- Requirements
Transcribe all of the records precisely as they are presented.

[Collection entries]
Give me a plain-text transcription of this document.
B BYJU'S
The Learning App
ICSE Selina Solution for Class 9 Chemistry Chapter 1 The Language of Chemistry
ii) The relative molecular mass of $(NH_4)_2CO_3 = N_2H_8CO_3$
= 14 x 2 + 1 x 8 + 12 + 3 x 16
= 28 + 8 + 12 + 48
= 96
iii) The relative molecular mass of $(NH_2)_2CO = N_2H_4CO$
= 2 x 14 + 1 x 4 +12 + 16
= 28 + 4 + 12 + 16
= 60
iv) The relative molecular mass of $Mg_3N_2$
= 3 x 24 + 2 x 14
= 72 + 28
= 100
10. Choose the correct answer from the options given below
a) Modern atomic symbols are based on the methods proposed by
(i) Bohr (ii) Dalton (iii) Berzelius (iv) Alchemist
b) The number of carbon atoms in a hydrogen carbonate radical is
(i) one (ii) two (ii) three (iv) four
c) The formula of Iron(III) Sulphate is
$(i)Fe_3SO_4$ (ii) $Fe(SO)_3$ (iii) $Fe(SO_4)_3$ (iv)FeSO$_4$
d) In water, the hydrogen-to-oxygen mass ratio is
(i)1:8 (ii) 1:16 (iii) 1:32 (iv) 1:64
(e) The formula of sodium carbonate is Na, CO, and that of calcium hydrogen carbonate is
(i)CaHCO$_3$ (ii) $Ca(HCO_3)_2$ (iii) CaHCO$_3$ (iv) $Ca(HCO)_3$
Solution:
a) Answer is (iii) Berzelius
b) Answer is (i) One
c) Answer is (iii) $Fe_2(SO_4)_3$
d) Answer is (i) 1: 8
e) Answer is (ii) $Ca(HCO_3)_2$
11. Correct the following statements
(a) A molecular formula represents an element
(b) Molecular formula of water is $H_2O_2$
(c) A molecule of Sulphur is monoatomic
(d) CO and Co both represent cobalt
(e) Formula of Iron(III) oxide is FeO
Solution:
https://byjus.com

- Exercise result
Give me a plain-text transcription of this document.
B BYJU'S
The Learning App
ICSE Selina Solution for Class 9 Chemistry Chapter 1 The Language of Chemistry
ii) The relative molecular mass of $(NH_4)_2CO_3 = N_2H_8CO_3$
= 14 x 2 + 1 x 8 + 12 + 3 x 16
= 28 + 8 + 12 + 48
= 96
iii) The relative molecular mass of $(NH_2)_2CO = N_2H_4CO$
= 2 x 14 + 1 x 4 +12 + 16
= 28 + 4 + 12 + 16
= 60
iv) The relative molecular mass of $Mg_3N_2$
= 3 x 24 + 2 x 14
= 72 + 28
= 100
10. Choose the correct answer from the options given below
a) Modern atomic symbols are based on the methods proposed by
(i) Bohr (ii) Dalton (iii) Berzelius (iv) Alchemist
b) The number of carbon atoms in a hydrogen carbonate radical is
(i) one (ii) two (ii) three (iv) four
c) The formula of Iron(III) Sulphate is
$(i)Fe_3SO_4$ (ii) $Fe(SO)_3$ (iii) $Fe(SO_4)_3$ (iv)FeSO$_4$
d) In water, the hydrogen-to-oxygen mass ratio is
(i)1:8 (ii) 1:16 (iii) 1:32 (iv) 1:64
(e) The formula of sodium carbonate is Na, CO, and that of calcium hydrogen carbonate is
(i)CaHCO$_3$ (ii) $Ca(HCO_3)_2$ (iii) CaHCO$_3$ (iv) $Ca(HCO)_3$
Solution:
a) Answer is (iii) Berzelius
b) Answer is (i) One
c) Answer is (iii) $Fe_2(SO_4)_3$
d) Answer is (i) 1: 8
e) Answer is (ii) $Ca(HCO_3)_2$
11. Correct the following statements
(a) A molecular formula represents an element
(b) Molecular formula of water is $H_2O_2$
(c) A molecule of Sulphur is monoatomic
(d) CO and Co both represent cobalt
(e) Formula of Iron(III) oxide is FeO
Solution:
https://byjus.com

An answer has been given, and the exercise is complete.